SET EXERCISE
Quote each line of the material verbatim, without the pictures.

GIVEN ENTRIES
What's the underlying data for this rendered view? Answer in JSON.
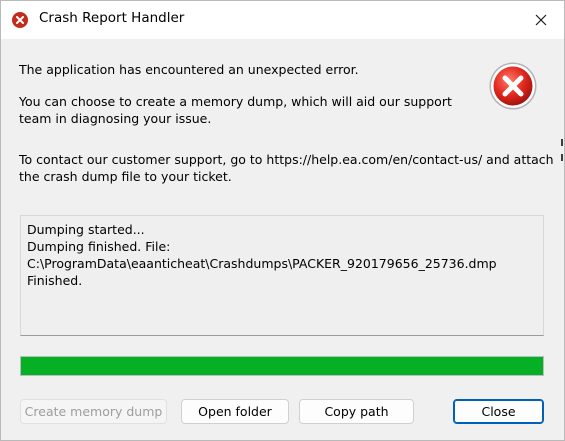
{
  "window": {
    "title": "Crash Report Handler"
  },
  "icons": {
    "title_icon": "error-icon",
    "dialog_icon": "error-icon",
    "close_icon": "close-icon",
    "error_color": "#d32f2f"
  },
  "message": {
    "line1": "The application has encountered an unexpected error.",
    "line2a": "You can choose to create a memory dump, which will aid our support",
    "line2b": "team in diagnosing your issue.",
    "line3a": "To contact our customer support, go to https://help.ea.com/en/contact-us/ and attach",
    "line3b": "the crash dump file to your ticket."
  },
  "log": {
    "lines": [
      "Dumping started...",
      "Dumping finished. File:",
      "C:\\ProgramData\\eaanticheat\\Crashdumps\\PACKER_920179656_25736.dmp",
      "Finished."
    ]
  },
  "progress": {
    "percent": 100,
    "color": "#06b025"
  },
  "buttons": {
    "create_dump": "Create memory dump",
    "open_folder": "Open folder",
    "copy_path": "Copy path",
    "close": "Close"
  }
}
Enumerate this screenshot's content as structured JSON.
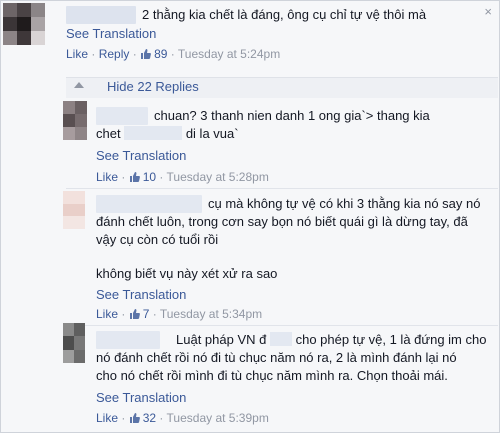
{
  "comments": [
    {
      "text": "2 thằng kia chết là đáng, ông cụ chỉ tự vệ thôi mà",
      "see_translation": "See Translation",
      "like": "Like",
      "reply": "Reply",
      "likes": "89",
      "timestamp": "Tuesday at 5:24pm"
    }
  ],
  "hide_replies": "Hide 22 Replies",
  "replies": [
    {
      "text_line1": "chuan? 3 thanh nien danh 1 ong gia`> thang kia",
      "text_line2a": "chet",
      "text_line2b": "di la vua`",
      "see_translation": "See Translation",
      "like": "Like",
      "likes": "10",
      "timestamp": "Tuesday at 5:28pm"
    },
    {
      "text_line1": "cụ mà không tự vệ có khi 3 thằng kia nó say nó",
      "text_line2": "đánh chết luôn, trong cơn say bọn nó biết quái gì là dừng tay, đã",
      "text_line3": "vậy cụ còn có tuổi rồi",
      "text_line4": "không biết vụ này xét xử ra sao",
      "see_translation": "See Translation",
      "like": "Like",
      "likes": "7",
      "timestamp": "Tuesday at 5:34pm"
    },
    {
      "text_line1a": "Luật pháp VN đ",
      "text_line1b": "cho phép tự vệ, 1 là đứng im cho",
      "text_line2": "nó đánh chết rồi nó đi tù chục năm nó ra, 2 là mình đánh lại nó",
      "text_line3": "cho nó chết rồi mình đi tù chục năm mình ra. Chọn thoải mái.",
      "see_translation": "See Translation",
      "like": "Like",
      "likes": "32",
      "timestamp": "Tuesday at 5:39pm"
    }
  ],
  "separator": "·",
  "close_glyph": "×",
  "colors": {
    "link": "#3b5998",
    "meta": "#9197a3",
    "text": "#141823",
    "background": "#f6f7f9"
  }
}
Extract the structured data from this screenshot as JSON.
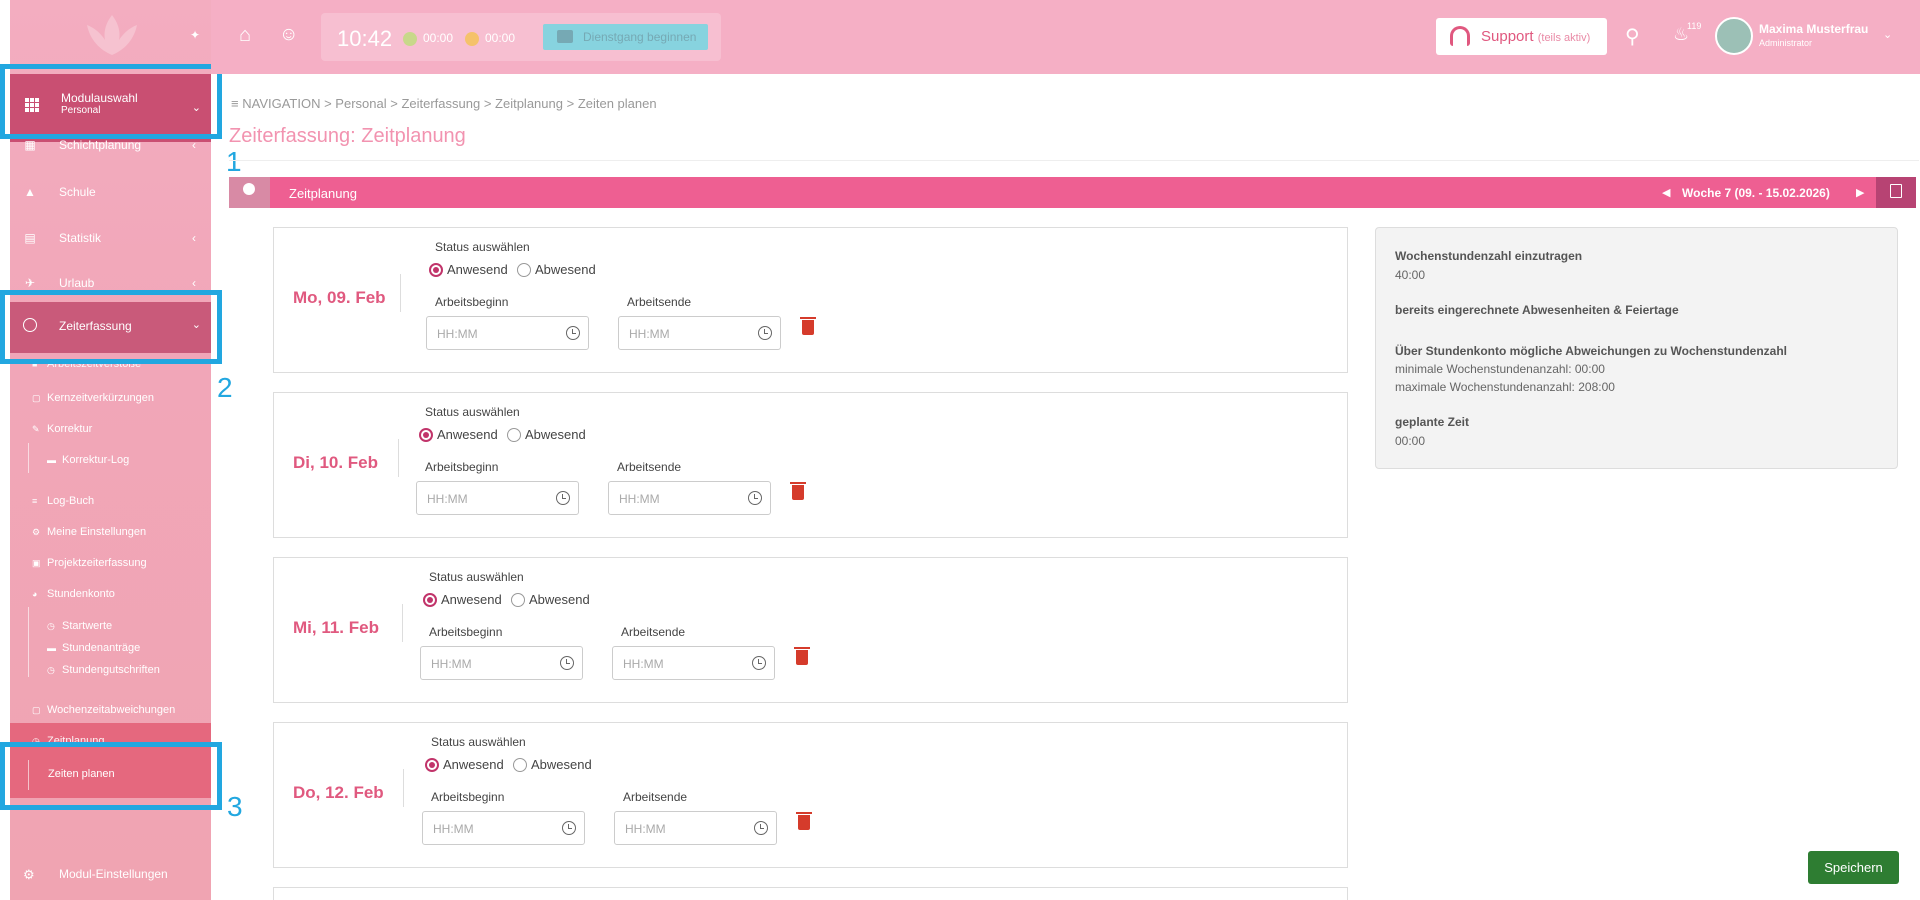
{
  "topbar": {
    "clock": "10:42",
    "timer1": "00:00",
    "timer2": "00:00",
    "dienstgang_label": "Dienstgang beginnen",
    "support_label": "Support",
    "support_sub": "(teils aktiv)",
    "notification_count": "119",
    "user_name": "Maxima Musterfrau",
    "user_role": "Administrator"
  },
  "sidebar": {
    "module_title": "Modulauswahl",
    "module_sub": "Personal",
    "items": [
      {
        "label": "Schichtplanung",
        "icon": "calendar-icon"
      },
      {
        "label": "Schule",
        "icon": "graduation-cap-icon"
      },
      {
        "label": "Statistik",
        "icon": "chart-icon"
      },
      {
        "label": "Urlaub",
        "icon": "plane-icon"
      }
    ],
    "zeiterfassung_label": "Zeiterfassung",
    "sub_partial": "Arbeitszeitverstöße",
    "subitems": [
      {
        "label": "Kernzeitverkürzungen"
      },
      {
        "label": "Korrektur"
      },
      {
        "label": "Korrektur-Log"
      },
      {
        "label": "Log-Buch"
      },
      {
        "label": "Meine Einstellungen"
      },
      {
        "label": "Projektzeiterfassung"
      },
      {
        "label": "Stundenkonto"
      },
      {
        "label": "Startwerte"
      },
      {
        "label": "Stundenanträge"
      },
      {
        "label": "Stundengutschriften"
      },
      {
        "label": "Wochenzeitabweichungen"
      },
      {
        "label": "Zeitplanung"
      }
    ],
    "active_item": "Zeiten planen",
    "module_settings": "Modul-Einstellungen"
  },
  "annotations": [
    "1",
    "2",
    "3"
  ],
  "breadcrumb": {
    "root": "NAVIGATION",
    "path": [
      "Personal",
      "Zeiterfassung",
      "Zeitplanung",
      "Zeiten planen"
    ]
  },
  "page_title": "Zeiterfassung: Zeitplanung",
  "panel": {
    "title": "Zeitplanung",
    "week": "Woche 7 (09. - 15.02.2026)"
  },
  "day_labels": {
    "status": "Status auswählen",
    "anwesend": "Anwesend",
    "abwesend": "Abwesend",
    "start": "Arbeitsbeginn",
    "end": "Arbeitsende",
    "placeholder": "HH:MM"
  },
  "days": [
    {
      "label": "Mo, 09. Feb"
    },
    {
      "label": "Di, 10. Feb"
    },
    {
      "label": "Mi, 11. Feb"
    },
    {
      "label": "Do, 12. Feb"
    }
  ],
  "info": {
    "h1": "Wochenstundenzahl einzutragen",
    "v1": "40:00",
    "h2": "bereits eingerechnete Abwesenheiten & Feiertage",
    "h3": "Über Stundenkonto mögliche Abweichungen zu Wochenstundenzahl",
    "v3a": "minimale Wochenstundenanzahl: 00:00",
    "v3b": "maximale Wochenstundenanzahl: 208:00",
    "h4": "geplante Zeit",
    "v4": "00:00"
  },
  "save_label": "Speichern"
}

TASK OUTPUT
What's the underlying data for this rendered view? Answer in JSON.
{
  "window": {
    "title": "Crash Report Handler"
  },
  "icons": {
    "title_icon": "error-icon",
    "dialog_icon": "error-icon",
    "close_icon": "close-icon",
    "error_color": "#d32f2f"
  },
  "message": {
    "line1": "The application has encountered an unexpected error.",
    "line2a": "You can choose to create a memory dump, which will aid our support",
    "line2b": "team in diagnosing your issue.",
    "line3a": "To contact our customer support, go to https://help.ea.com/en/contact-us/ and attach",
    "line3b": "the crash dump file to your ticket."
  },
  "log": {
    "lines": [
      "Dumping started...",
      "Dumping finished. File:",
      "C:\\ProgramData\\eaanticheat\\Crashdumps\\PACKER_920179656_25736.dmp",
      "Finished."
    ]
  },
  "progress": {
    "percent": 100,
    "color": "#06b025"
  },
  "buttons": {
    "create_dump": "Create memory dump",
    "open_folder": "Open folder",
    "copy_path": "Copy path",
    "close": "Close"
  }
}
Enumerate this screenshot's content as structured JSON.
{
  "comments": [
    {
      "text": "2 thằng kia chết là đáng, ông cụ chỉ tự vệ thôi mà",
      "see_translation": "See Translation",
      "like": "Like",
      "reply": "Reply",
      "likes": "89",
      "timestamp": "Tuesday at 5:24pm"
    }
  ],
  "hide_replies": "Hide 22 Replies",
  "replies": [
    {
      "text_line1": "chuan? 3 thanh nien danh 1 ong gia`> thang kia",
      "text_line2a": "chet",
      "text_line2b": "di la vua`",
      "see_translation": "See Translation",
      "like": "Like",
      "likes": "10",
      "timestamp": "Tuesday at 5:28pm"
    },
    {
      "text_line1": "cụ mà không tự vệ có khi 3 thằng kia nó say nó",
      "text_line2": "đánh chết luôn, trong cơn say bọn nó biết quái gì là dừng tay, đã",
      "text_line3": "vậy cụ còn có tuổi rồi",
      "text_line4": "không biết vụ này xét xử ra sao",
      "see_translation": "See Translation",
      "like": "Like",
      "likes": "7",
      "timestamp": "Tuesday at 5:34pm"
    },
    {
      "text_line1a": "Luật pháp VN đ",
      "text_line1b": "cho phép tự vệ, 1 là đứng im cho",
      "text_line2": "nó đánh chết rồi nó đi tù chục năm nó ra, 2 là mình đánh lại nó",
      "text_line3": "cho nó chết rồi mình đi tù chục năm mình ra. Chọn thoải mái.",
      "see_translation": "See Translation",
      "like": "Like",
      "likes": "32",
      "timestamp": "Tuesday at 5:39pm"
    }
  ],
  "separator": "·",
  "close_glyph": "×",
  "colors": {
    "link": "#3b5998",
    "meta": "#9197a3",
    "text": "#141823",
    "background": "#f6f7f9"
  }
}
Extract the structured data from this screenshot as JSON.
{
  "topbar": {
    "clock": "10:42",
    "timer1": "00:00",
    "timer2": "00:00",
    "dienstgang_label": "Dienstgang beginnen",
    "support_label": "Support",
    "support_sub": "(teils aktiv)",
    "notification_count": "119",
    "user_name": "Maxima Musterfrau",
    "user_role": "Administrator"
  },
  "sidebar": {
    "module_title": "Modulauswahl",
    "module_sub": "Personal",
    "items": [
      {
        "label": "Schichtplanung",
        "icon": "calendar-icon"
      },
      {
        "label": "Schule",
        "icon": "graduation-cap-icon"
      },
      {
        "label": "Statistik",
        "icon": "chart-icon"
      },
      {
        "label": "Urlaub",
        "icon": "plane-icon"
      }
    ],
    "zeiterfassung_label": "Zeiterfassung",
    "sub_partial": "Arbeitszeitverstöße",
    "subitems": [
      {
        "label": "Kernzeitverkürzungen"
      },
      {
        "label": "Korrektur"
      },
      {
        "label": "Korrektur-Log"
      },
      {
        "label": "Log-Buch"
      },
      {
        "label": "Meine Einstellungen"
      },
      {
        "label": "Projektzeiterfassung"
      },
      {
        "label": "Stundenkonto"
      },
      {
        "label": "Startwerte"
      },
      {
        "label": "Stundenanträge"
      },
      {
        "label": "Stundengutschriften"
      },
      {
        "label": "Wochenzeitabweichungen"
      },
      {
        "label": "Zeitplanung"
      }
    ],
    "active_item": "Zeiten planen",
    "module_settings": "Modul-Einstellungen"
  },
  "annotations": [
    "1",
    "2",
    "3"
  ],
  "breadcrumb": {
    "root": "NAVIGATION",
    "path": [
      "Personal",
      "Zeiterfassung",
      "Zeitplanung",
      "Zeiten planen"
    ]
  },
  "page_title": "Zeiterfassung: Zeitplanung",
  "panel": {
    "title": "Zeitplanung",
    "week": "Woche 7 (09. - 15.02.2026)"
  },
  "day_labels": {
    "status": "Status auswählen",
    "anwesend": "Anwesend",
    "abwesend": "Abwesend",
    "start": "Arbeitsbeginn",
    "end": "Arbeitsende",
    "placeholder": "HH:MM"
  },
  "days": [
    {
      "label": "Mo, 09. Feb"
    },
    {
      "label": "Di, 10. Feb"
    },
    {
      "label": "Mi, 11. Feb"
    },
    {
      "label": "Do, 12. Feb"
    }
  ],
  "info": {
    "h1": "Wochenstundenzahl einzutragen",
    "v1": "40:00",
    "h2": "bereits eingerechnete Abwesenheiten & Feiertage",
    "h3": "Über Stundenkonto mögliche Abweichungen zu Wochenstundenzahl",
    "v3a": "minimale Wochenstundenanzahl: 00:00",
    "v3b": "maximale Wochenstundenanzahl: 208:00",
    "h4": "geplante Zeit",
    "v4": "00:00"
  },
  "save_label": "Speichern"
}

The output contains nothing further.